### INFORMATION GIVEN
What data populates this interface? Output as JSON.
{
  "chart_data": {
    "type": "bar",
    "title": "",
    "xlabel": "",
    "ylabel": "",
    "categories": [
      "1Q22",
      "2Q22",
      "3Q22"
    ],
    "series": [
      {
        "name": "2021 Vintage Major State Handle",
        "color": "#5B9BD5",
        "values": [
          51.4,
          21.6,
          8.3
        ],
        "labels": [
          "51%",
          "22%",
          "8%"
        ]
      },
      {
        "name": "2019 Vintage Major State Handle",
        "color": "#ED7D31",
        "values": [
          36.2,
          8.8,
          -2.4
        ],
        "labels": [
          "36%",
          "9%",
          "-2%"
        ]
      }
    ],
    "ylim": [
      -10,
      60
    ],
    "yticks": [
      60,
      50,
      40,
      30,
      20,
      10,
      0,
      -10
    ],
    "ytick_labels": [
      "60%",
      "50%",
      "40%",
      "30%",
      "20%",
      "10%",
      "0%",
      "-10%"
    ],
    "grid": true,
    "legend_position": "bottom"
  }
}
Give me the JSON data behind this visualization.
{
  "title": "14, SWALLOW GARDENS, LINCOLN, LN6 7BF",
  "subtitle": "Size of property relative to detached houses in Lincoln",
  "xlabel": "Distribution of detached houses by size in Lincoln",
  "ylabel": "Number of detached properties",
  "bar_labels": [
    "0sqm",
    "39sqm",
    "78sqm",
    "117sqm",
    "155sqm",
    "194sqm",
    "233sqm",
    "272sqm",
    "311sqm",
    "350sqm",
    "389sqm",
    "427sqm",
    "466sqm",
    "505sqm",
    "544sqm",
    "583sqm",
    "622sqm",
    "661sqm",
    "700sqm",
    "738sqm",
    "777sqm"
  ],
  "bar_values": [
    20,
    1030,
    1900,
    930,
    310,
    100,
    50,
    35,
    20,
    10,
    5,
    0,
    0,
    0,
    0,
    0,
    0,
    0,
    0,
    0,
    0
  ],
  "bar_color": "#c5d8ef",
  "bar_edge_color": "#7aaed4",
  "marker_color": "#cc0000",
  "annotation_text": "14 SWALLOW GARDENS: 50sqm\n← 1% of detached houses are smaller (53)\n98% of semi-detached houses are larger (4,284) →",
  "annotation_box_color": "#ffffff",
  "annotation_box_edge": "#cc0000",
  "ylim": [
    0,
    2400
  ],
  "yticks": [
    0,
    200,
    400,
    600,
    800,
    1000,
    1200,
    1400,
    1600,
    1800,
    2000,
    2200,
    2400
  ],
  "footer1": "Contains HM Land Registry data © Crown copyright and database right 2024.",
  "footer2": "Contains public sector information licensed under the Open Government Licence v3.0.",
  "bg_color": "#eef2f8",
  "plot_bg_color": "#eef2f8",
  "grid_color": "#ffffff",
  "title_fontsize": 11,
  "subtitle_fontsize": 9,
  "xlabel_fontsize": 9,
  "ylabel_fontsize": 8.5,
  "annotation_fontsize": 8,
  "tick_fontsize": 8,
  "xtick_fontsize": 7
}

### GIVEN PROBLEM
From the entries above, extract every line where the word "Vintage" appears.

### RESPONSE BELOW
        "name": "2021 Vintage Major State Handle",
        "name": "2019 Vintage Major State Handle",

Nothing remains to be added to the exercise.